▸ Short task: Take the line that contains "Give me a plain-text" and every line after it in the material below, and quote them exactly.

▸ Supplied data:

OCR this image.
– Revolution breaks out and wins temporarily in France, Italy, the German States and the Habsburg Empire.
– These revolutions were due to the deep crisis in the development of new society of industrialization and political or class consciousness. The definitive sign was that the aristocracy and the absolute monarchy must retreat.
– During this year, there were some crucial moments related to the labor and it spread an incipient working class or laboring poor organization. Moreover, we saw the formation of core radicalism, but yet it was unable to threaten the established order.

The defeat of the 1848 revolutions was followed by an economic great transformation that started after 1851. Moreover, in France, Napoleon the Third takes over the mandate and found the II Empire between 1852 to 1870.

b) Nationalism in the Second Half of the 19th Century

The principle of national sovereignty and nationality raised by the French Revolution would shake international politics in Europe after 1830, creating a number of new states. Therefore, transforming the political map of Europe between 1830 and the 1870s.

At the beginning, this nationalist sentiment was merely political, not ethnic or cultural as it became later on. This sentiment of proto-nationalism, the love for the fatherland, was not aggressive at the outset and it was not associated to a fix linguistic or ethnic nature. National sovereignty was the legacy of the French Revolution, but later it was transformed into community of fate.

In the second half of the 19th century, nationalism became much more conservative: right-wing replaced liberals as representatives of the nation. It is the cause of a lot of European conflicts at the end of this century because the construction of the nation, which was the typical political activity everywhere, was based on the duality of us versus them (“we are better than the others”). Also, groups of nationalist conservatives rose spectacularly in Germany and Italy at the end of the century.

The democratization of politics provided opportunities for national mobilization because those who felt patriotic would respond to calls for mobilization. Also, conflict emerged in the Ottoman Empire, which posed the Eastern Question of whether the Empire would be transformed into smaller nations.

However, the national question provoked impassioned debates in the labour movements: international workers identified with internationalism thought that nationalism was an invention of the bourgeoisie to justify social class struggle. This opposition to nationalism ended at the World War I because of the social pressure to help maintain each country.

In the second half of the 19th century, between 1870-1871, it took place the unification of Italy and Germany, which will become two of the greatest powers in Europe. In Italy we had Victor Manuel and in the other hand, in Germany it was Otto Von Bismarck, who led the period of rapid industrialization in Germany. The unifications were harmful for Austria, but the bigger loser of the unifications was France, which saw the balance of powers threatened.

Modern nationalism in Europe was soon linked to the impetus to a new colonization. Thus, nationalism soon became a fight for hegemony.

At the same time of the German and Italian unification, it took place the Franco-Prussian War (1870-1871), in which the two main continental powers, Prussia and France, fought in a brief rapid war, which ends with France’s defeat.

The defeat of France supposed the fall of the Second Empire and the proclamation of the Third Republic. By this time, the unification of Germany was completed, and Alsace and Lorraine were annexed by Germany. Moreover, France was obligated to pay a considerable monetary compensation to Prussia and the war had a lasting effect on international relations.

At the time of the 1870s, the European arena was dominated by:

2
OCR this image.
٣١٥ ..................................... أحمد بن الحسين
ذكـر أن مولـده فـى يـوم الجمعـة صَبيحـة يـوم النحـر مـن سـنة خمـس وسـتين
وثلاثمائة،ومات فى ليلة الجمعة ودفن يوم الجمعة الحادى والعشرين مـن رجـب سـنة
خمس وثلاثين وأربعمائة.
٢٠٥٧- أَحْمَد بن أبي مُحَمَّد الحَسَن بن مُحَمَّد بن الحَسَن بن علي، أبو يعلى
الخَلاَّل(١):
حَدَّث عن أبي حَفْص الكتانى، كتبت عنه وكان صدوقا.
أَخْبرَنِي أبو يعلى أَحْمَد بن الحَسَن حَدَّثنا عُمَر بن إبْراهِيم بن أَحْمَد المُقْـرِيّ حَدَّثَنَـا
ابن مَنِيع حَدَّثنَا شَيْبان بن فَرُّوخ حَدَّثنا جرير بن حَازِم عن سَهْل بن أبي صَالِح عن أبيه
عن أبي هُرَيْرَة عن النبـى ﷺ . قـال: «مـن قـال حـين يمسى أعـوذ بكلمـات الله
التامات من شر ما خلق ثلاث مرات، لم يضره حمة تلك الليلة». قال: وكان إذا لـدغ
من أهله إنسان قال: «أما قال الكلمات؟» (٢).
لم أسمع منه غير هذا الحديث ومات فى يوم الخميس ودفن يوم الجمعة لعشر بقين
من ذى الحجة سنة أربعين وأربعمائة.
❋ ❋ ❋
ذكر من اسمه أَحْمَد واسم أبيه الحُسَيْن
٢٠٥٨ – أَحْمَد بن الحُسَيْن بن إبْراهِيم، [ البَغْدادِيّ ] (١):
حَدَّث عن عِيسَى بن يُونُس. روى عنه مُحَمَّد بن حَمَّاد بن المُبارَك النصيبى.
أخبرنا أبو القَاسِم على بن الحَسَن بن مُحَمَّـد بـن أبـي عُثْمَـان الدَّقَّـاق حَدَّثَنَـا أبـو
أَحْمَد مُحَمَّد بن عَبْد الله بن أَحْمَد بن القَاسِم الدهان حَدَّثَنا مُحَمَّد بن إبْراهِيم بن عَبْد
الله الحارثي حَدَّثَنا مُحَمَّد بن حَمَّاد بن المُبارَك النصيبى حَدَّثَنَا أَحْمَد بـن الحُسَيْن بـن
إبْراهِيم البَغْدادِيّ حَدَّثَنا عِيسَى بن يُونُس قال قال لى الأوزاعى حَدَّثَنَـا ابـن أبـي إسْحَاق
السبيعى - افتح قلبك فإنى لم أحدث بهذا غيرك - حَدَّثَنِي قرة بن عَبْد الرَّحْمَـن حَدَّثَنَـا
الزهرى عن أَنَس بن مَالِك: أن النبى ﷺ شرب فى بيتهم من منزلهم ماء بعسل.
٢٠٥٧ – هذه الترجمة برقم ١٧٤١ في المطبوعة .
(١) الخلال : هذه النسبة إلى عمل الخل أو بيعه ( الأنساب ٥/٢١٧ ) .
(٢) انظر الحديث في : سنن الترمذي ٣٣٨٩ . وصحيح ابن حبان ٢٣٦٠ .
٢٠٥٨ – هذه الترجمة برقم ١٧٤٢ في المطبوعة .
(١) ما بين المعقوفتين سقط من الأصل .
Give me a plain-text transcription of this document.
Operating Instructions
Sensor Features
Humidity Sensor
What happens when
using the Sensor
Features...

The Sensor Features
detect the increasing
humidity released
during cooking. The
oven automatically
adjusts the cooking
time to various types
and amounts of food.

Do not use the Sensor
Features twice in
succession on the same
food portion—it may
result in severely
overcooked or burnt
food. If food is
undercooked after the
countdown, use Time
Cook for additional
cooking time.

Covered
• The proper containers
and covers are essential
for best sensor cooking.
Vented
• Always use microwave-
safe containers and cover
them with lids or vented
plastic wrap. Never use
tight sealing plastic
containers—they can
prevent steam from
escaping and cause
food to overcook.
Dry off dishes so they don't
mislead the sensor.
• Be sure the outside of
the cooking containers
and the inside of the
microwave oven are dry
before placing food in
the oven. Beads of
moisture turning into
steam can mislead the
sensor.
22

▸ Complete output:
Give me a plain-text transcription of this document.
Operating Instructions
Sensor Features
Humidity Sensor
What happens when
using the Sensor
Features...

The Sensor Features
detect the increasing
humidity released
during cooking. The
oven automatically
adjusts the cooking
time to various types
and amounts of food.

Do not use the Sensor
Features twice in
succession on the same
food portion—it may
result in severely
overcooked or burnt
food. If food is
undercooked after the
countdown, use Time
Cook for additional
cooking time.

Covered
• The proper containers
and covers are essential
for best sensor cooking.
Vented
• Always use microwave-
safe containers and cover
them with lids or vented
plastic wrap. Never use
tight sealing plastic
containers—they can
prevent steam from
escaping and cause
food to overcook.
Dry off dishes so they don't
mislead the sensor.
• Be sure the outside of
the cooking containers
and the inside of the
microwave oven are dry
before placing food in
the oven. Beads of
moisture turning into
steam can mislead the
sensor.
22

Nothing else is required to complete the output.